Exercise task: Repeat the records in full and exactly, omitting pictures.

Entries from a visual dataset
START

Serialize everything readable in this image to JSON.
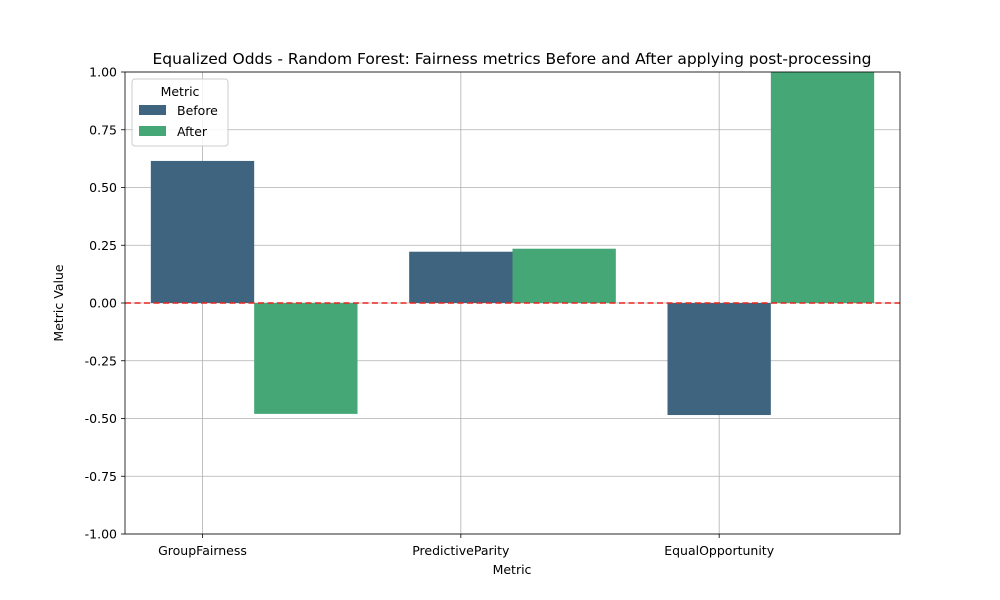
{
  "chart_data": {
    "type": "bar",
    "title": "Equalized Odds - Random Forest: Fairness metrics Before and After applying post-processing",
    "xlabel": "Metric",
    "ylabel": "Metric Value",
    "categories": [
      "GroupFairness",
      "PredictiveParity",
      "EqualOpportunity"
    ],
    "series": [
      {
        "name": "Before",
        "color": "#3e6480",
        "values": [
          0.615,
          0.222,
          -0.485
        ]
      },
      {
        "name": "After",
        "color": "#45a776",
        "values": [
          -0.48,
          0.235,
          1.0
        ]
      }
    ],
    "ylim": [
      -1.0,
      1.0
    ],
    "yticks": [
      "-1.00",
      "-0.75",
      "-0.50",
      "-0.25",
      "0.00",
      "0.25",
      "0.50",
      "0.75",
      "1.00"
    ],
    "ytick_values": [
      -1.0,
      -0.75,
      -0.5,
      -0.25,
      0.0,
      0.25,
      0.5,
      0.75,
      1.0
    ],
    "grid": true,
    "reference_line": {
      "y": 0.0,
      "color": "#e8231d",
      "style": "dashed"
    },
    "legend": {
      "title": "Metric",
      "position": "top-left"
    }
  }
}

END

Result of this exercise:
Serialize everything readable in this image to JSON.
{
  "chart_data": {
    "type": "bar",
    "title": "Equalized Odds - Random Forest: Fairness metrics Before and After applying post-processing",
    "xlabel": "Metric",
    "ylabel": "Metric Value",
    "categories": [
      "GroupFairness",
      "PredictiveParity",
      "EqualOpportunity"
    ],
    "series": [
      {
        "name": "Before",
        "color": "#3e6480",
        "values": [
          0.615,
          0.222,
          -0.485
        ]
      },
      {
        "name": "After",
        "color": "#45a776",
        "values": [
          -0.48,
          0.235,
          1.0
        ]
      }
    ],
    "ylim": [
      -1.0,
      1.0
    ],
    "yticks": [
      "-1.00",
      "-0.75",
      "-0.50",
      "-0.25",
      "0.00",
      "0.25",
      "0.50",
      "0.75",
      "1.00"
    ],
    "ytick_values": [
      -1.0,
      -0.75,
      -0.5,
      -0.25,
      0.0,
      0.25,
      0.5,
      0.75,
      1.0
    ],
    "grid": true,
    "reference_line": {
      "y": 0.0,
      "color": "#e8231d",
      "style": "dashed"
    },
    "legend": {
      "title": "Metric",
      "position": "top-left"
    }
  }
}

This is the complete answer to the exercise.